Data for this task:
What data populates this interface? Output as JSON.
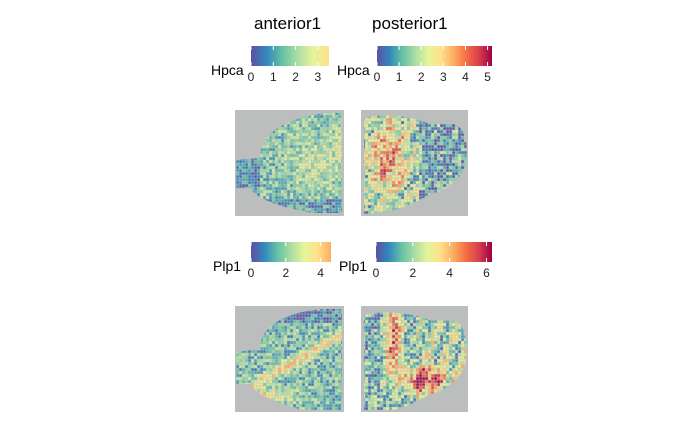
{
  "chart_data": {
    "type": "heatmap",
    "columns": [
      "anterior1",
      "posterior1"
    ],
    "features": [
      {
        "name": "Hpca",
        "legends": [
          {
            "section": "anterior1",
            "label": "Hpca",
            "range": [
              0,
              3.5
            ],
            "ticks": [
              "0",
              "1",
              "2",
              "3"
            ],
            "palette": [
              "#5e4fa2",
              "#3288bd",
              "#66c2a5",
              "#abdda4",
              "#e6f598",
              "#fee08b"
            ]
          },
          {
            "section": "posterior1",
            "label": "Hpca",
            "range": [
              0,
              5.2
            ],
            "ticks": [
              "0",
              "1",
              "2",
              "3",
              "4",
              "5"
            ],
            "palette": [
              "#5e4fa2",
              "#3288bd",
              "#66c2a5",
              "#abdda4",
              "#e6f598",
              "#fee08b",
              "#fdae61",
              "#f46d43",
              "#d53e4f",
              "#9e0142"
            ]
          }
        ]
      },
      {
        "name": "Plp1",
        "legends": [
          {
            "section": "anterior1",
            "label": "Plp1",
            "range": [
              0,
              4.6
            ],
            "ticks": [
              "0",
              "2",
              "4"
            ],
            "palette": [
              "#5e4fa2",
              "#3288bd",
              "#66c2a5",
              "#abdda4",
              "#e6f598",
              "#fee08b",
              "#fdae61"
            ]
          },
          {
            "section": "posterior1",
            "label": "Plp1",
            "range": [
              0,
              6.3
            ],
            "ticks": [
              "0",
              "2",
              "4",
              "6"
            ],
            "palette": [
              "#5e4fa2",
              "#3288bd",
              "#66c2a5",
              "#abdda4",
              "#e6f598",
              "#fee08b",
              "#fdae61",
              "#f46d43",
              "#d53e4f",
              "#9e0142"
            ]
          }
        ]
      }
    ]
  }
}
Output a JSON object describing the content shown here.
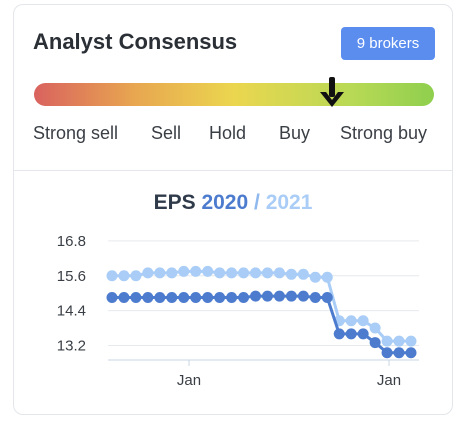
{
  "card": {
    "title": "Analyst Consensus",
    "brokers_badge": "9 brokers",
    "gauge": {
      "labels": [
        "Strong sell",
        "Sell",
        "Hold",
        "Buy",
        "Strong buy"
      ],
      "pointer_position": 0.74,
      "colors": [
        "#d9625f",
        "#e8a650",
        "#ebd64f",
        "#b7d955",
        "#8fcf4e"
      ]
    }
  },
  "chart_title": {
    "prefix": "EPS",
    "year_a": "2020",
    "separator": "/",
    "year_b": "2021"
  },
  "chart_data": {
    "type": "line",
    "title": "EPS 2020 / 2021",
    "y_ticks": [
      "16.8",
      "15.6",
      "14.4",
      "13.2"
    ],
    "x_ticks": [
      "Jan",
      "Jan"
    ],
    "ylim": [
      12.7,
      16.9
    ],
    "grid": true,
    "series": [
      {
        "name": "2020",
        "color": "#4d7cce",
        "values": [
          14.85,
          14.85,
          14.85,
          14.85,
          14.85,
          14.85,
          14.85,
          14.85,
          14.85,
          14.85,
          14.85,
          14.85,
          14.9,
          14.9,
          14.9,
          14.9,
          14.9,
          14.85,
          14.85,
          13.6,
          13.6,
          13.6,
          13.3,
          12.95,
          12.95,
          12.95
        ]
      },
      {
        "name": "2021",
        "color": "#a9cdf6",
        "values": [
          15.6,
          15.6,
          15.6,
          15.7,
          15.7,
          15.7,
          15.75,
          15.75,
          15.75,
          15.7,
          15.7,
          15.7,
          15.7,
          15.7,
          15.7,
          15.65,
          15.65,
          15.55,
          15.55,
          14.05,
          14.05,
          14.05,
          13.8,
          13.35,
          13.35,
          13.35
        ]
      }
    ]
  }
}
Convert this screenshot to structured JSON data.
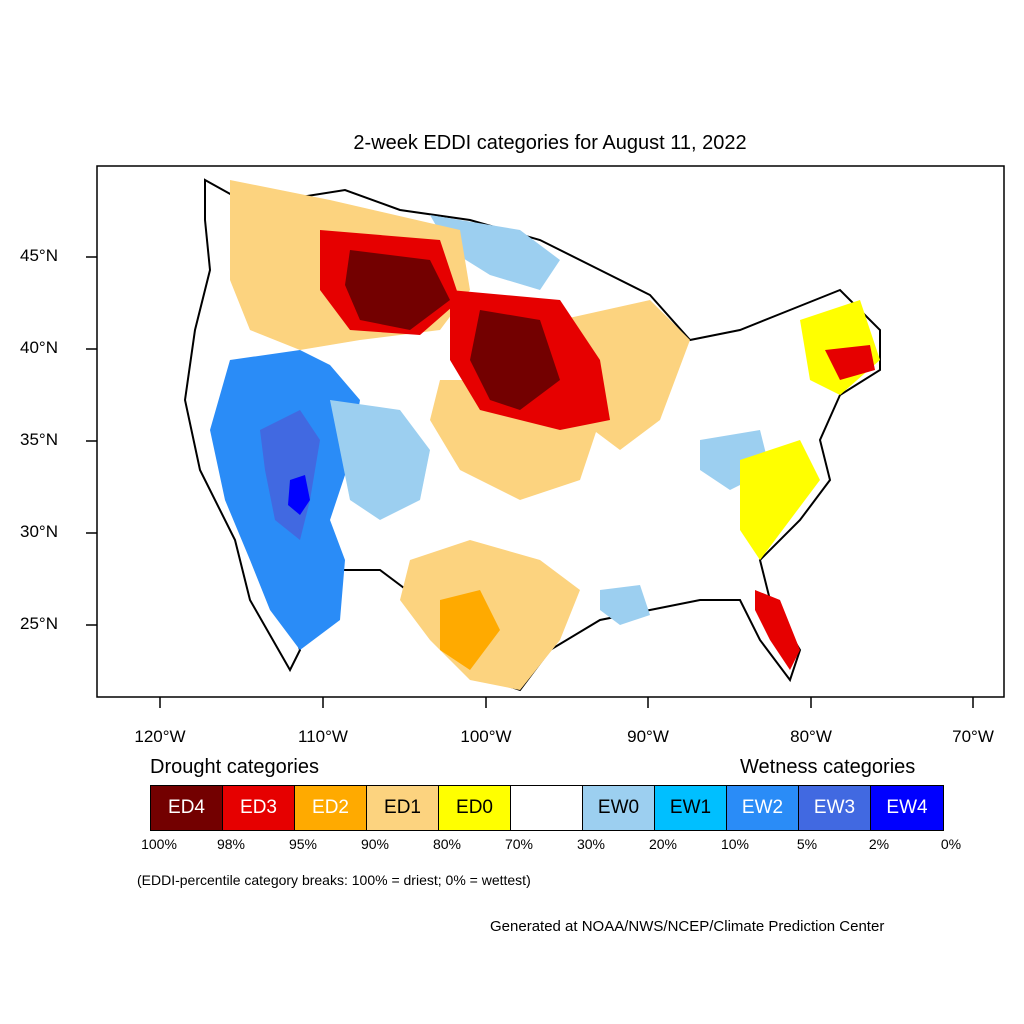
{
  "title": "2-week EDDI categories for August 11, 2022",
  "lat_labels": [
    "45°N",
    "40°N",
    "35°N",
    "30°N",
    "25°N"
  ],
  "lon_labels": [
    "120°W",
    "110°W",
    "100°W",
    "90°W",
    "80°W",
    "70°W"
  ],
  "drought_heading": "Drought categories",
  "wetness_heading": "Wetness categories",
  "categories": [
    {
      "label": "ED4",
      "color": "#730000",
      "text_color": "#ffffff"
    },
    {
      "label": "ED3",
      "color": "#e60000",
      "text_color": "#ffffff"
    },
    {
      "label": "ED2",
      "color": "#ffaa00",
      "text_color": "#ffffff"
    },
    {
      "label": "ED1",
      "color": "#fcd37f",
      "text_color": "#000000"
    },
    {
      "label": "ED0",
      "color": "#ffff00",
      "text_color": "#000000"
    },
    {
      "label": "",
      "color": "#ffffff",
      "text_color": "#000000"
    },
    {
      "label": "EW0",
      "color": "#9ccff0",
      "text_color": "#000000"
    },
    {
      "label": "EW1",
      "color": "#00bfff",
      "text_color": "#000000"
    },
    {
      "label": "EW2",
      "color": "#2a8cf7",
      "text_color": "#ffffff"
    },
    {
      "label": "EW3",
      "color": "#4169e1",
      "text_color": "#ffffff"
    },
    {
      "label": "EW4",
      "color": "#0000ff",
      "text_color": "#ffffff"
    }
  ],
  "percent_breaks": [
    "100%",
    "98%",
    "95%",
    "90%",
    "80%",
    "70%",
    "30%",
    "20%",
    "10%",
    "5%",
    "2%",
    "0%"
  ],
  "note": "(EDDI-percentile category breaks: 100% = driest; 0% = wettest)",
  "credit": "Generated at NOAA/NWS/NCEP/Climate Prediction Center"
}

What needs to be done:
Work out how many lines in the records above hold the string "Output", then give only that count.

Reply to the task:
2